#### Entries provided:
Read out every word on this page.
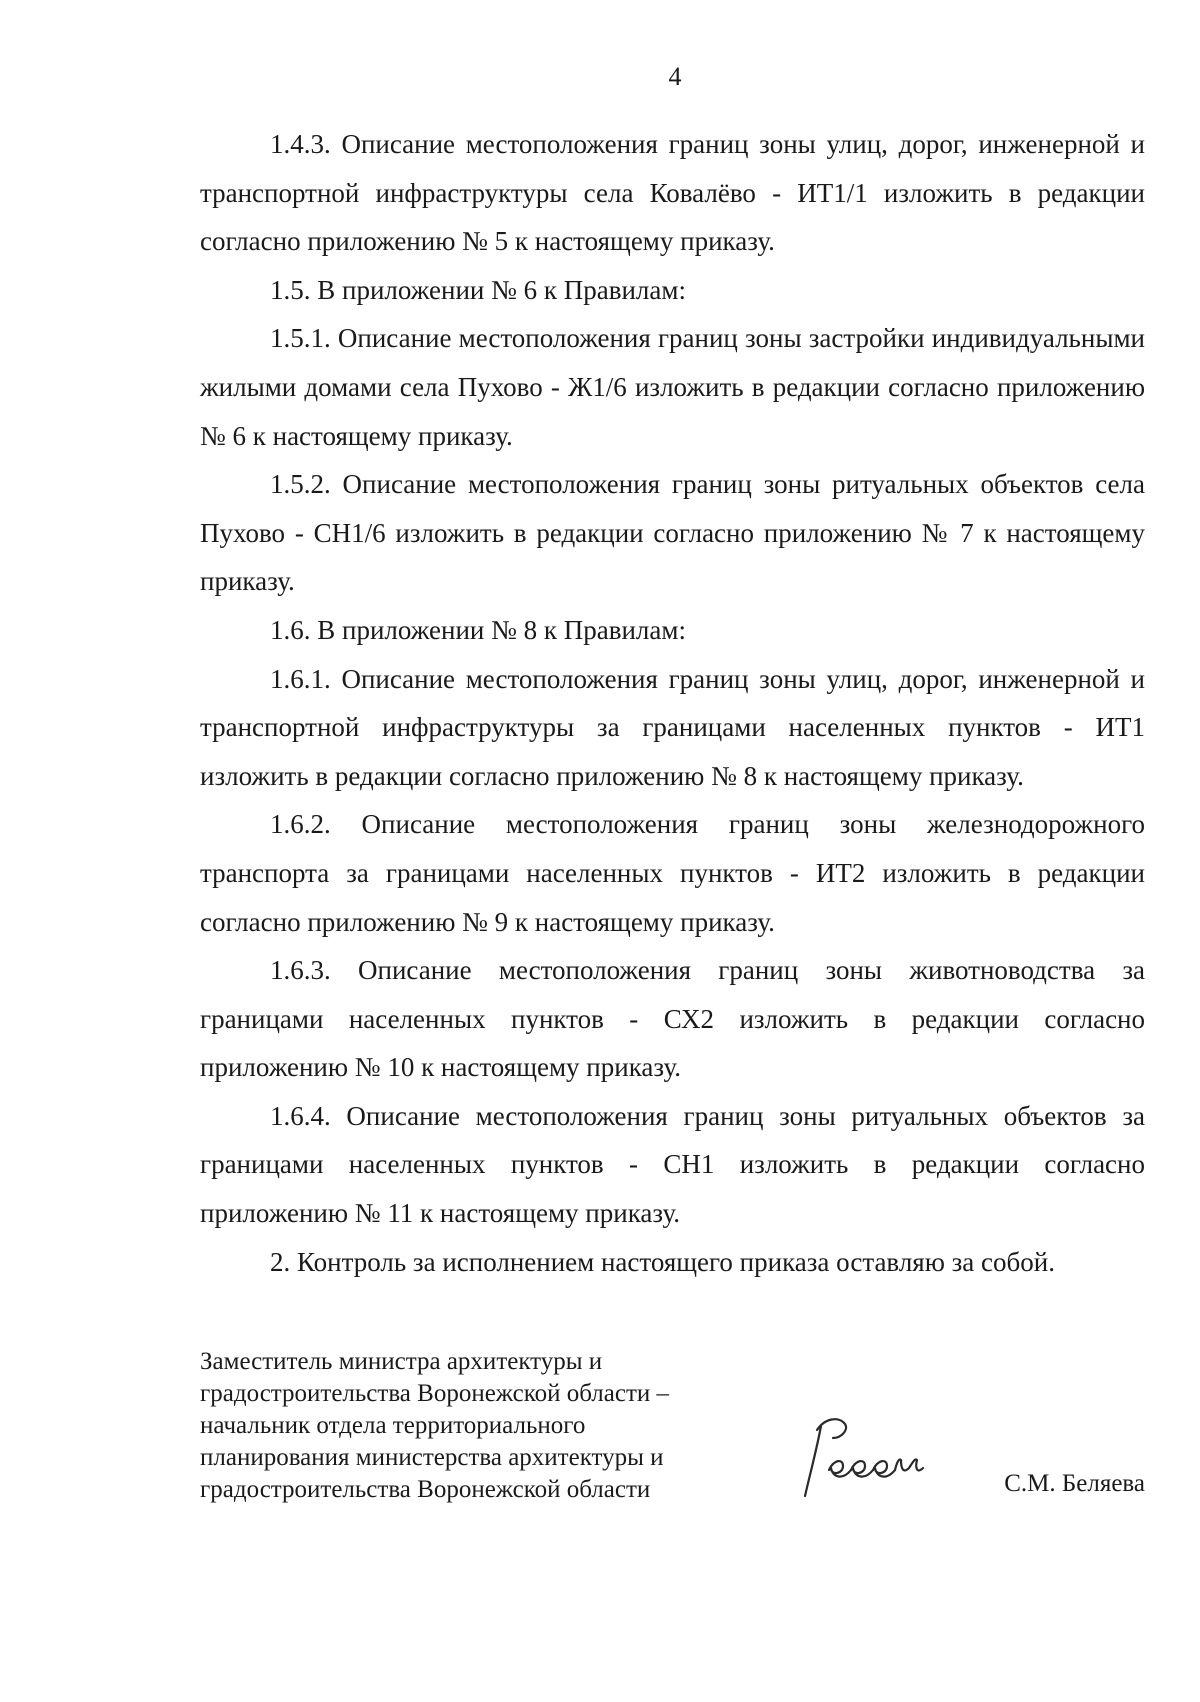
4

1.4.3. Описание местоположения границ зоны улиц, дорог, инженерной и транспортной инфраструктуры села Ковалёво - ИТ1/1 изложить в редакции согласно приложению № 5 к настоящему приказу.

1.5. В приложении № 6 к Правилам:

1.5.1. Описание местоположения границ зоны застройки индивидуальными жилыми домами села Пухово - Ж1/6 изложить в редакции согласно приложению № 6 к настоящему приказу.

1.5.2. Описание местоположения границ зоны ритуальных объектов села Пухово - СН1/6 изложить в редакции согласно приложению № 7 к настоящему приказу.

1.6. В приложении № 8 к Правилам:

1.6.1. Описание местоположения границ зоны улиц, дорог, инженерной и транспортной инфраструктуры за границами населенных пунктов - ИТ1 изложить в редакции согласно приложению № 8 к настоящему приказу.

1.6.2. Описание местоположения границ зоны железнодорожного транспорта за границами населенных пунктов - ИТ2 изложить в редакции согласно приложению № 9 к настоящему приказу.

1.6.3. Описание местоположения границ зоны животноводства за границами населенных пунктов - СХ2 изложить в редакции согласно приложению № 10 к настоящему приказу.

1.6.4. Описание местоположения границ зоны ритуальных объектов за границами населенных пунктов - СН1 изложить в редакции согласно приложению № 11 к настоящему приказу.

2. Контроль за исполнением настоящего приказа оставляю за собой.

Заместитель министра архитектуры и
градостроительства Воронежской области –
начальник отдела территориального
планирования министерства архитектуры и
градостроительства Воронежской области	С.М. Беляева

#### Exercise:
Leave out the pictures and print every line of the data exactly.

#### Final answer:
Read out every word on this page.
4

1.4.3. Описание местоположения границ зоны улиц, дорог, инженерной и транспортной инфраструктуры села Ковалёво - ИТ1/1 изложить в редакции согласно приложению № 5 к настоящему приказу.

1.5. В приложении № 6 к Правилам:

1.5.1. Описание местоположения границ зоны застройки индивидуальными жилыми домами села Пухово - Ж1/6 изложить в редакции согласно приложению № 6 к настоящему приказу.

1.5.2. Описание местоположения границ зоны ритуальных объектов села Пухово - СН1/6 изложить в редакции согласно приложению № 7 к настоящему приказу.

1.6. В приложении № 8 к Правилам:

1.6.1. Описание местоположения границ зоны улиц, дорог, инженерной и транспортной инфраструктуры за границами населенных пунктов - ИТ1 изложить в редакции согласно приложению № 8 к настоящему приказу.

1.6.2. Описание местоположения границ зоны железнодорожного транспорта за границами населенных пунктов - ИТ2 изложить в редакции согласно приложению № 9 к настоящему приказу.

1.6.3. Описание местоположения границ зоны животноводства за границами населенных пунктов - СХ2 изложить в редакции согласно приложению № 10 к настоящему приказу.

1.6.4. Описание местоположения границ зоны ритуальных объектов за границами населенных пунктов - СН1 изложить в редакции согласно приложению № 11 к настоящему приказу.

2. Контроль за исполнением настоящего приказа оставляю за собой.

Заместитель министра архитектуры и
градостроительства Воронежской области –
начальник отдела территориального
планирования министерства архитектуры и
градостроительства Воронежской области	С.М. Беляева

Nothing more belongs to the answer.